Sourire quand même, par Jack Moisy

« La liberté est nécessaire comme la respiration » a dit Joseph Kessel, ce grand écrivain de l’Académie française.

Oui, la liberté est l’une des plus importantes valeurs de la Résistance.
En fondant l’ADVR, notre regretté Robert Chambeiron voulait qu’on s’en souvienne, c’est donc notre tâche de le répéter à l’infini, d’expliquer sans cesse combien la lutte des résistants a été difficile et coûteuse en vies humaines.
Mais aujourd’hui, nous ne voulons pas ternir ces Instants de vie retrouvée si péniblement il y a 73 ans.
Alors je vais vous raconter quelques anecdotes cocasses dues aux moyens employés par les combattants de l’ombre. Des procédés parfois risibles tels que les chansons de l’humoriste Pierre Dac qui avait réussi à rejoindre le général de Gaulle à Londres au prix d’innombrables difficultés. Des mélopées comme : « Radio-Paris ment, Radio-Paris ment, Radio-Paris est allemand »Ou comme celle-ci, chantée sur l’air des « Bateliers de la Volga »

• • •

» **CONSIGNES**
(a) D'après le texte « Sourire quand même », à quoi Joseph Kessel compare-t-il la nécessité de la liberté ?
(b) Rédigez la suite du texte « Sourire quand même » en reprenant après sa dernière phrase.

• • •

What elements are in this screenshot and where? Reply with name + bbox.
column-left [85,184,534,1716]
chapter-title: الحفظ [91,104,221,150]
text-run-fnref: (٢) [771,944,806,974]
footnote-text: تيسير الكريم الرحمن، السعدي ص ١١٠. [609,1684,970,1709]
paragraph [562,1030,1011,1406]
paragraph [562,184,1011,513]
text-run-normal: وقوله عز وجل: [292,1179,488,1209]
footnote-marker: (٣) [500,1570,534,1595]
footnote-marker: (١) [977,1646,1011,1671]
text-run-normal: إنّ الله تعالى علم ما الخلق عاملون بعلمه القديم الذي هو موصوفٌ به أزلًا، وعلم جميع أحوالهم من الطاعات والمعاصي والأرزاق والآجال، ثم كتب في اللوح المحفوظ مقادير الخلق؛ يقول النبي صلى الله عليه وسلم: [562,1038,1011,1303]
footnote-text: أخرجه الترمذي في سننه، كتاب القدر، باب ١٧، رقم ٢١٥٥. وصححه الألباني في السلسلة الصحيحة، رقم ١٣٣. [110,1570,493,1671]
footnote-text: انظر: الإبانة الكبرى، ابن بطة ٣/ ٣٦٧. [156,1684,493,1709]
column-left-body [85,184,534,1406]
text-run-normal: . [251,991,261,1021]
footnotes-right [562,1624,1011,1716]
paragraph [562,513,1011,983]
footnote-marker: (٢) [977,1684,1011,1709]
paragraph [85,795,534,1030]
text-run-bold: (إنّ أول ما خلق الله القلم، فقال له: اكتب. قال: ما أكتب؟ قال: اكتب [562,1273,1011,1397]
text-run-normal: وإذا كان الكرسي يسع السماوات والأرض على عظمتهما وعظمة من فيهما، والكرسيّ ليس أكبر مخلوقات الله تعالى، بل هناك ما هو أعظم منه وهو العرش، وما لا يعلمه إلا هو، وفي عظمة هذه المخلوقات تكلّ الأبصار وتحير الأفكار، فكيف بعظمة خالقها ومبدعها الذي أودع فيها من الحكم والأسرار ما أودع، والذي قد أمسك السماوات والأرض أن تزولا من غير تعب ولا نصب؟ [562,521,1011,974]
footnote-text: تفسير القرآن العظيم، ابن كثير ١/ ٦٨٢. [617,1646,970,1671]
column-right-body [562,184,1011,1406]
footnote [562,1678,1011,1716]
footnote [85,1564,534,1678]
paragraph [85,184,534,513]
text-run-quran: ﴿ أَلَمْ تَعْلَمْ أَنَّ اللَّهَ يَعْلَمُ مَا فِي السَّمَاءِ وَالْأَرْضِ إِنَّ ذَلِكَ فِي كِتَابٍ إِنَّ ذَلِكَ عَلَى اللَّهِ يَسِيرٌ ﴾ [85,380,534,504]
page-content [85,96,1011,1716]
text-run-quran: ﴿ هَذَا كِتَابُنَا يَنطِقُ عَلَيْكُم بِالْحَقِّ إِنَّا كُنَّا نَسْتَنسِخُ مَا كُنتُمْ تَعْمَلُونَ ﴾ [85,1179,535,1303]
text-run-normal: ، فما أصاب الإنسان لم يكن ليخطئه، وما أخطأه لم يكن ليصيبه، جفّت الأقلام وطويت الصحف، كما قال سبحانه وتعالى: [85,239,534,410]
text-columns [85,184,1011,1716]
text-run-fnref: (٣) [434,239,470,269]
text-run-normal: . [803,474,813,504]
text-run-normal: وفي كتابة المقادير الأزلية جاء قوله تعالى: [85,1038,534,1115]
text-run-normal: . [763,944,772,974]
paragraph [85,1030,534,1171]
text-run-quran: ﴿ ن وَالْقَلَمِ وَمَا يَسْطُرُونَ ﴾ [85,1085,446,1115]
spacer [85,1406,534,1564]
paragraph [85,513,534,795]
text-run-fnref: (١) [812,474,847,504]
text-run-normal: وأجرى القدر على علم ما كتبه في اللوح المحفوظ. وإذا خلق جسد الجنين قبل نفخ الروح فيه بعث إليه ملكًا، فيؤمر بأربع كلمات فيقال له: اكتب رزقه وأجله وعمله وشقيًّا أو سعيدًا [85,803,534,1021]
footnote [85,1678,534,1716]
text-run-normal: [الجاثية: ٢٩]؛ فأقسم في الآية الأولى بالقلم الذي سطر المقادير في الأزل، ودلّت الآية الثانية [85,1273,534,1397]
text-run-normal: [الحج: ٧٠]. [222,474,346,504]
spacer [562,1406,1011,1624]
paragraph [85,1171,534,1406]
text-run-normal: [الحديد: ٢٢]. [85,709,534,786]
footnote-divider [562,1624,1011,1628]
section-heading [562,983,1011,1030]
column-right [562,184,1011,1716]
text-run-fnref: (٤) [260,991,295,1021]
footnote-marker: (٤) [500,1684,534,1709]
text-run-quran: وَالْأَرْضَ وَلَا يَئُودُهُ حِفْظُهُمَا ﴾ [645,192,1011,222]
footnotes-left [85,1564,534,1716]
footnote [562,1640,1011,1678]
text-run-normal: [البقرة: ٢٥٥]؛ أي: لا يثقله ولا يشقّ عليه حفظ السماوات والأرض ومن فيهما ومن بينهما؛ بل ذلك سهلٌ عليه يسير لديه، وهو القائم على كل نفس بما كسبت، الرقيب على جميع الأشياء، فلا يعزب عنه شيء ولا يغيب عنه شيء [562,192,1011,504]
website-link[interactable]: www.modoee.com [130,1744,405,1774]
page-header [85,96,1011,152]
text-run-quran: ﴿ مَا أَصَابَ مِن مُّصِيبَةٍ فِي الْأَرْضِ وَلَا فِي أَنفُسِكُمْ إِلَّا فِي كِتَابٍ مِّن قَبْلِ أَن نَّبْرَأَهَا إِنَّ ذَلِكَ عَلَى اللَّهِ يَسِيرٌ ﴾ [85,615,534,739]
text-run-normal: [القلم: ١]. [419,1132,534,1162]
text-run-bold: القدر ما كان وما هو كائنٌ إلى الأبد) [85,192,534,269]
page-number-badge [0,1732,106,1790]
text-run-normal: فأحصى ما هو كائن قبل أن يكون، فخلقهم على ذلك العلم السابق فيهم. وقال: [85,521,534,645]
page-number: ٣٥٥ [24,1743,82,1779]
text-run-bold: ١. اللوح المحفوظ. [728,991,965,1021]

• • •

» **RÉPONSES PAR CONSIGNE**
(a) À la respiration.

(b)
« Marche ou crève, Crève ou marche,
Le Boche tombe là-bas, Tombe, tombera. Marche ou crève,
Crève ou marche, Marche, marche, nazi, L’armée rouge te suit. »
Mais ce ne sont que des paroles. Des actions plus positives ont aussi pris des effets comiques, comme celle des services d’impression du journal clandestin « Combat » qui manquait de papier alors qu’à Saint-Girons (au sud de Toulouse) une entreprise de fabrication de papier en regorgeait, le réservant aux journaux collaborationnistes de Vichy.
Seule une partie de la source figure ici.